What you should do —
Identify every line in the records below that contains the word "filing", and reproduce each one.
==== Task input
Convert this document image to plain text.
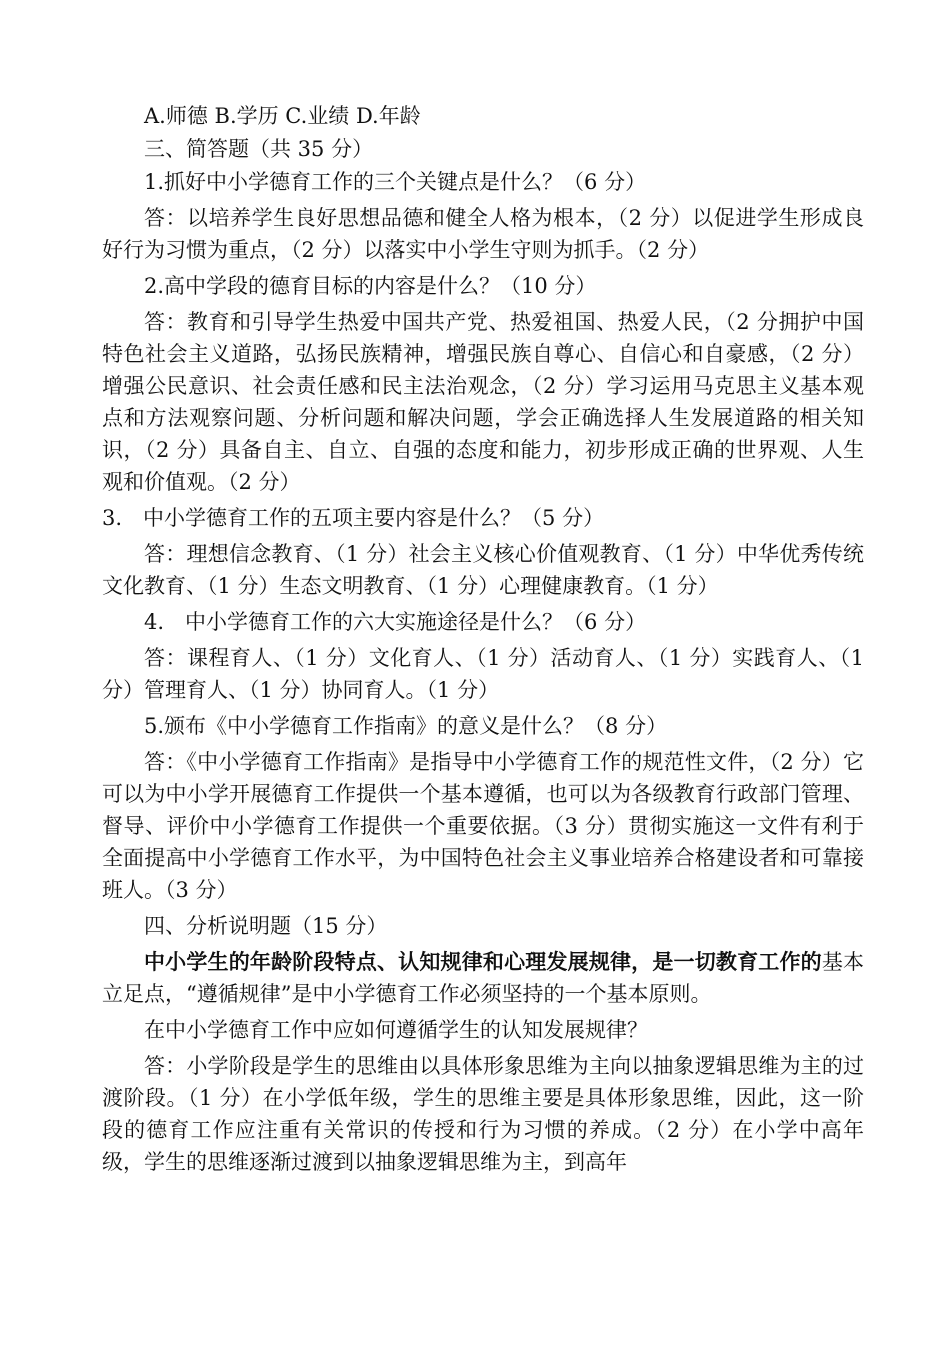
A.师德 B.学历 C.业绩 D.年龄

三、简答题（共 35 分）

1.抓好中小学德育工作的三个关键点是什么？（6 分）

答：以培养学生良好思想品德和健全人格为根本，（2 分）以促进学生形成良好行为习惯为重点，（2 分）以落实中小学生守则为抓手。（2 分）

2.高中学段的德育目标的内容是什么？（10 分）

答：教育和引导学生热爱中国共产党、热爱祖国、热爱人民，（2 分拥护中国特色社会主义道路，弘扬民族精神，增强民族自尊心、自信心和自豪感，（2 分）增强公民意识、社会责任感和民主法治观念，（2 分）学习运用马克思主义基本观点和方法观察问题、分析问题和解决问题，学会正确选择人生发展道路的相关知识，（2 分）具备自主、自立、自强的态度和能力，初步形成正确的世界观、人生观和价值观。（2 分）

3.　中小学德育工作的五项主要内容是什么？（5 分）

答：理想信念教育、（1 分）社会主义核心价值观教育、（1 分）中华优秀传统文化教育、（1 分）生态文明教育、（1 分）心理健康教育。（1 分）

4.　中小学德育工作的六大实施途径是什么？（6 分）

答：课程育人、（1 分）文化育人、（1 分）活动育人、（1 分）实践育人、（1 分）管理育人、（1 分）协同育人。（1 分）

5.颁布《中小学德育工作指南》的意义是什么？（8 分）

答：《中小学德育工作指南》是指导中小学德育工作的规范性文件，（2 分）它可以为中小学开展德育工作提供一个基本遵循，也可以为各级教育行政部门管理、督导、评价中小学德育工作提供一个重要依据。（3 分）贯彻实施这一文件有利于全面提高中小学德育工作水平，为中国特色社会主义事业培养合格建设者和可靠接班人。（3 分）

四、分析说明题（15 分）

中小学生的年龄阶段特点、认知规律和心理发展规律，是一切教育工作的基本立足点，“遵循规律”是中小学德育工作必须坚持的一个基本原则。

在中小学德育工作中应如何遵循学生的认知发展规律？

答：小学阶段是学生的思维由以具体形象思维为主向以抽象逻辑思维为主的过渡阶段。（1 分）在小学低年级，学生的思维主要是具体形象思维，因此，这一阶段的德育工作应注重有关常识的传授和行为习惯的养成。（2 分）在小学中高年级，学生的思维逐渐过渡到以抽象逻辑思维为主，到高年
========
==== Task input
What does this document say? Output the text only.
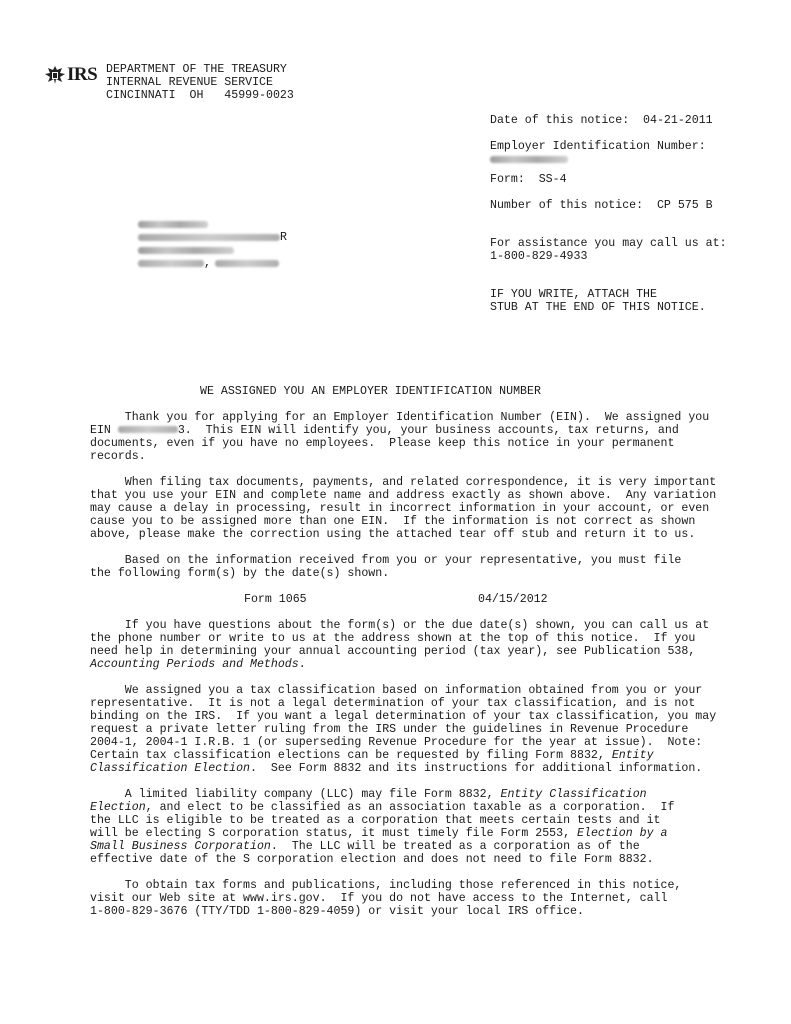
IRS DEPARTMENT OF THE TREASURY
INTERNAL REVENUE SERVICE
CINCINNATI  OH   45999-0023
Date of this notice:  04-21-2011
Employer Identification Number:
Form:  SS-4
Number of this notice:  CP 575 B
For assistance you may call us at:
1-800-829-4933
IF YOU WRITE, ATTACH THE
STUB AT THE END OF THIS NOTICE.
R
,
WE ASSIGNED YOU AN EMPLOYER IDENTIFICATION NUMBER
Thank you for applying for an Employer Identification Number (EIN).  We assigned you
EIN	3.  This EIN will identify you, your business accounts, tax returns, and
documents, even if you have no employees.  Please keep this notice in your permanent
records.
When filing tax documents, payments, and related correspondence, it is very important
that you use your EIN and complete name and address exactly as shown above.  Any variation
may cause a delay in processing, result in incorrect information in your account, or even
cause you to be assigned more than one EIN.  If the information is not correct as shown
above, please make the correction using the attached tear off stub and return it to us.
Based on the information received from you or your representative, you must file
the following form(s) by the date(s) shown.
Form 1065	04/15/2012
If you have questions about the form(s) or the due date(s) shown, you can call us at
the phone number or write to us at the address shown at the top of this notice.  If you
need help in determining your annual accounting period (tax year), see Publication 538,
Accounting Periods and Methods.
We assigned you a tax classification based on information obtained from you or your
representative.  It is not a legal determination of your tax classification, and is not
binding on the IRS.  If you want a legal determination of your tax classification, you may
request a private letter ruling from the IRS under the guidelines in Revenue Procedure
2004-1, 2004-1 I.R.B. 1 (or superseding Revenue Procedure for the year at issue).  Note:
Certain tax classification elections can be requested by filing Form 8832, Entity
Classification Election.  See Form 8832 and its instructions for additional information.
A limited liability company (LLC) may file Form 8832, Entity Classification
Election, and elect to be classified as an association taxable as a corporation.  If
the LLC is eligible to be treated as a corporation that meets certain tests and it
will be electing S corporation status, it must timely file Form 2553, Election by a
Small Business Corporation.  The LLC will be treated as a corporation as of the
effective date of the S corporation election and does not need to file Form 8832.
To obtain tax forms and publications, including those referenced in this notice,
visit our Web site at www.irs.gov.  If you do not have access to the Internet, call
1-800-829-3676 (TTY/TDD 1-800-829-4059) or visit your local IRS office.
========
==== Task input
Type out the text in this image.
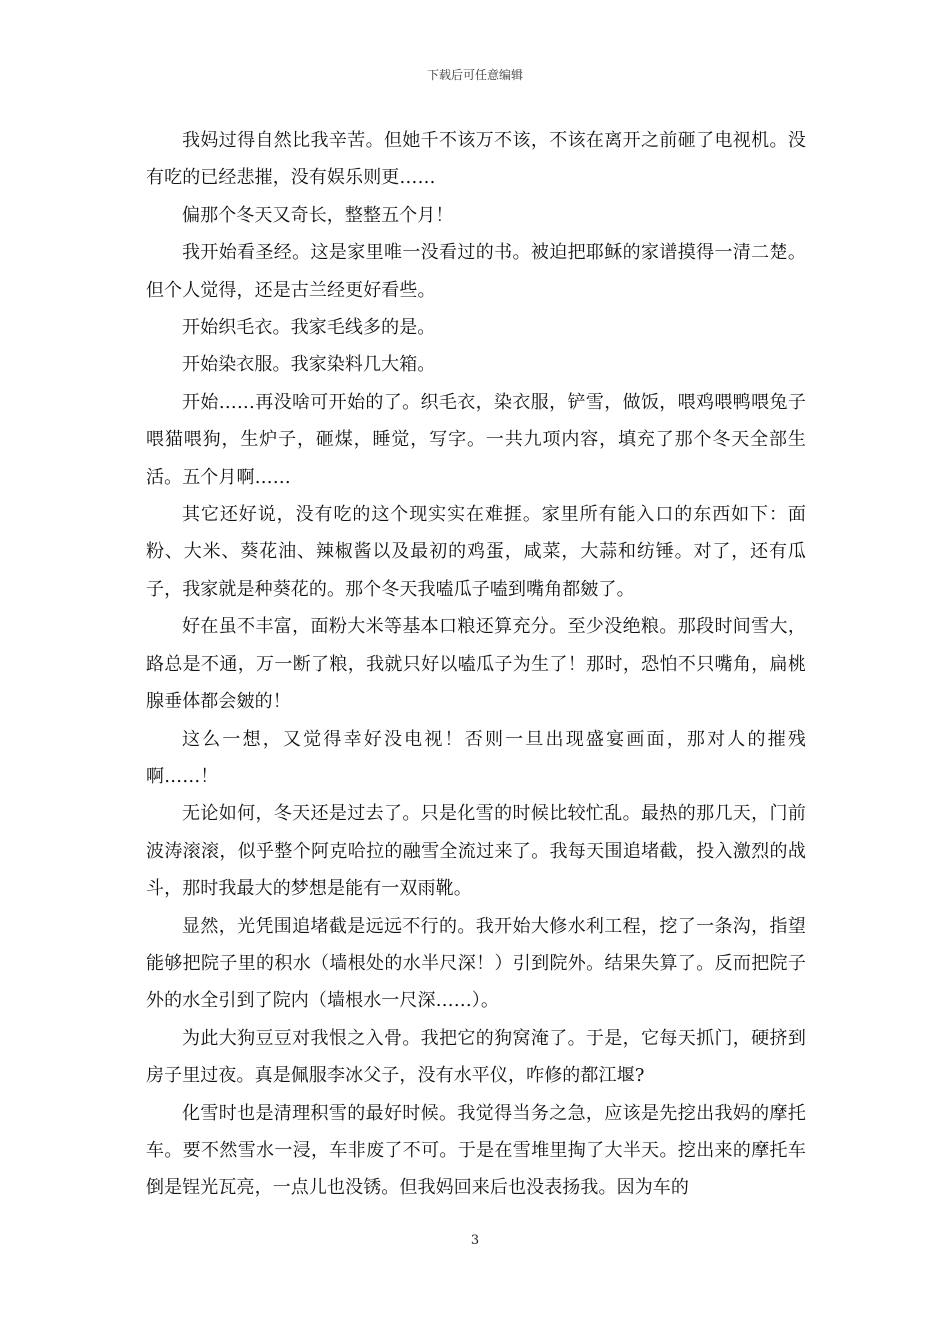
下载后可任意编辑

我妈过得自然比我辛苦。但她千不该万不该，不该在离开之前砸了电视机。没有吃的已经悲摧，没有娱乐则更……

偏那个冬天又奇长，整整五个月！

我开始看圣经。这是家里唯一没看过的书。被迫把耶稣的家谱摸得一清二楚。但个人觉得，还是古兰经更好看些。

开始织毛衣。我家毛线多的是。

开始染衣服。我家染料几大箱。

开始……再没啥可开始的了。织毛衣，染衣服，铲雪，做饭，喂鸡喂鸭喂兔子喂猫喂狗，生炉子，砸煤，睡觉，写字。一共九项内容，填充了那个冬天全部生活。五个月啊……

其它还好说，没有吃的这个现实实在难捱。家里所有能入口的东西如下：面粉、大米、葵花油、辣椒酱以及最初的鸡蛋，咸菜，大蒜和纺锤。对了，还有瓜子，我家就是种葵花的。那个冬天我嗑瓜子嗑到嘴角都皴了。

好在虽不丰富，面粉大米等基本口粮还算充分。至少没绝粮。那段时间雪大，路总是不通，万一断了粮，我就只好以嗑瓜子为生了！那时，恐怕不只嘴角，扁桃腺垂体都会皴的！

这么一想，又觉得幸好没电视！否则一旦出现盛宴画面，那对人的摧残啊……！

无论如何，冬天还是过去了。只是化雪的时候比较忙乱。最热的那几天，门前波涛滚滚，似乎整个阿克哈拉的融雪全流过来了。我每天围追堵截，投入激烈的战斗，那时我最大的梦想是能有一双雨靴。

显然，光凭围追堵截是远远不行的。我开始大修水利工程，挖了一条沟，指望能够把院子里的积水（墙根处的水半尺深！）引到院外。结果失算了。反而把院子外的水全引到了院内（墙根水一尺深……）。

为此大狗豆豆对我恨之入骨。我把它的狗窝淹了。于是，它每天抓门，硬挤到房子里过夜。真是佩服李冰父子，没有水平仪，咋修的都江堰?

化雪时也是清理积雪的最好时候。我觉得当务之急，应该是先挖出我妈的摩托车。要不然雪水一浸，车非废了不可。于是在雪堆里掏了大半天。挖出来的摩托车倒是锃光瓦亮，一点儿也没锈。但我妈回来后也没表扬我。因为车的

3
========
The result —
When filing tax documents, payments, and related correspondence, it is very important
Certain tax classification elections can be requested by filing Form 8832, Entity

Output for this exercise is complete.